__Exercise prompt__:
The data must be written out once more, precisely as given.

[Records excerpted from a collection]
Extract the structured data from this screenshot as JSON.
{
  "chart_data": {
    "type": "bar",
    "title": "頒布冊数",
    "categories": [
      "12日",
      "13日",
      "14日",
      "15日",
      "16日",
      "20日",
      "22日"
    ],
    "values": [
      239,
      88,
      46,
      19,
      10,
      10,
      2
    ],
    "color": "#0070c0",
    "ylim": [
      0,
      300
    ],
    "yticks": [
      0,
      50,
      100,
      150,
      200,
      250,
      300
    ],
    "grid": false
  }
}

__Solution for this exercise__:
Extract the structured data from this screenshot as JSON.
{
  "chart_data": {
    "type": "bar",
    "title": "頒布冊数",
    "categories": [
      "12日",
      "13日",
      "14日",
      "15日",
      "16日",
      "20日",
      "22日"
    ],
    "values": [
      239,
      88,
      46,
      19,
      10,
      10,
      2
    ],
    "color": "#0070c0",
    "ylim": [
      0,
      300
    ],
    "yticks": [
      0,
      50,
      100,
      150,
      200,
      250,
      300
    ],
    "grid": false
  }
}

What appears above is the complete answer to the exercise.